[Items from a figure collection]
+---+
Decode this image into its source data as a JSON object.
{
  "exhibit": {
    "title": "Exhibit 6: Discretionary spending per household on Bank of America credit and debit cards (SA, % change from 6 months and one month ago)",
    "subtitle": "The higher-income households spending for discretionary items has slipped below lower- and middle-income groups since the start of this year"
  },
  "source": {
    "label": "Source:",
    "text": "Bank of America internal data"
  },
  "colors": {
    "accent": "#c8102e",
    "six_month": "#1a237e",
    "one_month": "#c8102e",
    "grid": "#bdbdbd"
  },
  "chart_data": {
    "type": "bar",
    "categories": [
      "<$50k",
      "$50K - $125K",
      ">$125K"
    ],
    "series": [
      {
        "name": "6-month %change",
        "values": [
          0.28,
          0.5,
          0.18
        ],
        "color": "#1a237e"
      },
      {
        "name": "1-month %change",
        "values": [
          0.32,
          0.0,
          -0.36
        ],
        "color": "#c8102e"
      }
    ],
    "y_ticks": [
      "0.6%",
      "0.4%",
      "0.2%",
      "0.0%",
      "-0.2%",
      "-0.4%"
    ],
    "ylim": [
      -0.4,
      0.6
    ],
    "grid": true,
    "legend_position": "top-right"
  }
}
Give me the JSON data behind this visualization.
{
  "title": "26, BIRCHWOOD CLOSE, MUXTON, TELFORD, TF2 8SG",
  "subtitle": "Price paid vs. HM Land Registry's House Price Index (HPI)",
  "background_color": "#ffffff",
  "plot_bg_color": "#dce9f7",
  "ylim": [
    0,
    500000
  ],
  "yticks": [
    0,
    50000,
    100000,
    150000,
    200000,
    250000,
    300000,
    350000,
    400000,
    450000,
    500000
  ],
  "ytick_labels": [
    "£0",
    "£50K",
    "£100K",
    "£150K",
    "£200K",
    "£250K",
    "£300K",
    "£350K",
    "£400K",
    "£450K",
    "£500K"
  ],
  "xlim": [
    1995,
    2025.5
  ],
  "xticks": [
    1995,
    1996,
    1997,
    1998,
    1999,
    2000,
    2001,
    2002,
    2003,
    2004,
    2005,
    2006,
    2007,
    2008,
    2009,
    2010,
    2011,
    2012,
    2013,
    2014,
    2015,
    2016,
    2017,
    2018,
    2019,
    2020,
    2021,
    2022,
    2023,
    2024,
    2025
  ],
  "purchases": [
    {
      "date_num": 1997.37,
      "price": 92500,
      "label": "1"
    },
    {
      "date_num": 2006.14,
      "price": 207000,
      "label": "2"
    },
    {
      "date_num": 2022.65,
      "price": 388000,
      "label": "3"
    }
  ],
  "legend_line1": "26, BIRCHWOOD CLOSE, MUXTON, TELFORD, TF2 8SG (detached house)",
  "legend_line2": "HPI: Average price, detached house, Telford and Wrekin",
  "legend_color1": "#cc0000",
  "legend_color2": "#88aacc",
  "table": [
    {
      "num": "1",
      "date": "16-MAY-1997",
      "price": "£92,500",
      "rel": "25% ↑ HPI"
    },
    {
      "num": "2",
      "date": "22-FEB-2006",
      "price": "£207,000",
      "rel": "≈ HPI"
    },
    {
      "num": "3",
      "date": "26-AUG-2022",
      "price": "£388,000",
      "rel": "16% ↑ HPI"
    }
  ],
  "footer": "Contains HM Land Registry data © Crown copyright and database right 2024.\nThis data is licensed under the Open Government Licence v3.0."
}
+---+
Copy in full each line that holds the word "name".

The answer —
        "name": "6-month %change",
        "name": "1-month %change",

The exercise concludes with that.